(Stored entries)
********
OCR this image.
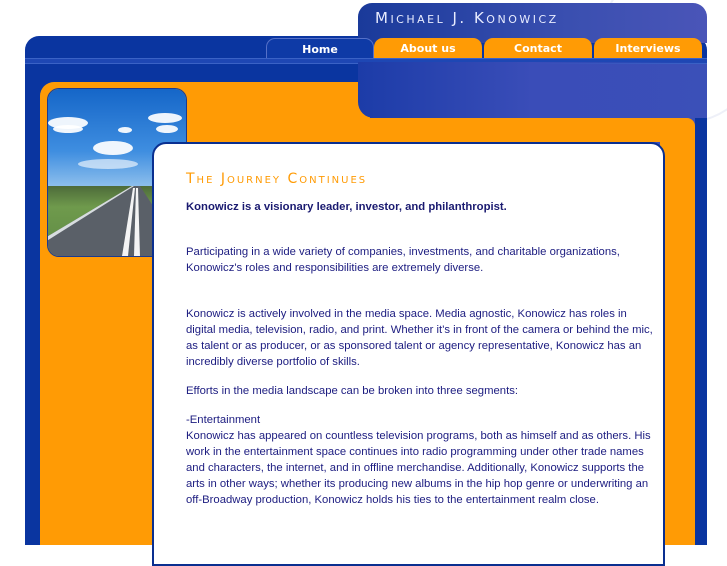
Michael J. Konowicz
Home	About us	Contact	Interviews
The Journey Continues

Konowicz is a visionary leader, investor, and philanthropist.

Participating in a wide variety of companies, investments, and charitable organizations, Konowicz's roles and responsibilities are extremely diverse.

Konowicz is actively involved in the media space. Media agnostic, Konowicz has roles in digital media, television, radio, and print. Whether it's in front of the camera or behind the mic, as talent or as producer, or as sponsored talent or agency representative, Konowicz has an incredibly diverse portfolio of skills.

Efforts in the media landscape can be broken into three segments:

-Entertainment

Konowicz has appeared on countless television programs, both as himself and as others. His work in the entertainment space continues into radio programming under other trade names and characters, the internet, and in offline merchandise. Additionally, Konowicz supports the arts in other ways; whether its producing new albums in the hip hop genre or underwriting an off-Broadway production, Konowicz holds his ties to the entertainment realm close.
********
* _WORK TO BE COMPLETED_: Return the material exactly as given, apart from the pictures.

* _COMPLETE ANSWER_:
OCR this image.
Michael J. Konowicz
Home	About us	Contact	Interviews
The Journey Continues

Konowicz is a visionary leader, investor, and philanthropist.

Participating in a wide variety of companies, investments, and charitable organizations, Konowicz's roles and responsibilities are extremely diverse.

Konowicz is actively involved in the media space. Media agnostic, Konowicz has roles in digital media, television, radio, and print. Whether it's in front of the camera or behind the mic, as talent or as producer, or as sponsored talent or agency representative, Konowicz has an incredibly diverse portfolio of skills.

Efforts in the media landscape can be broken into three segments:

-Entertainment

Konowicz has appeared on countless television programs, both as himself and as others. His work in the entertainment space continues into radio programming under other trade names and characters, the internet, and in offline merchandise. Additionally, Konowicz supports the arts in other ways; whether its producing new albums in the hip hop genre or underwriting an off-Broadway production, Konowicz holds his ties to the entertainment realm close.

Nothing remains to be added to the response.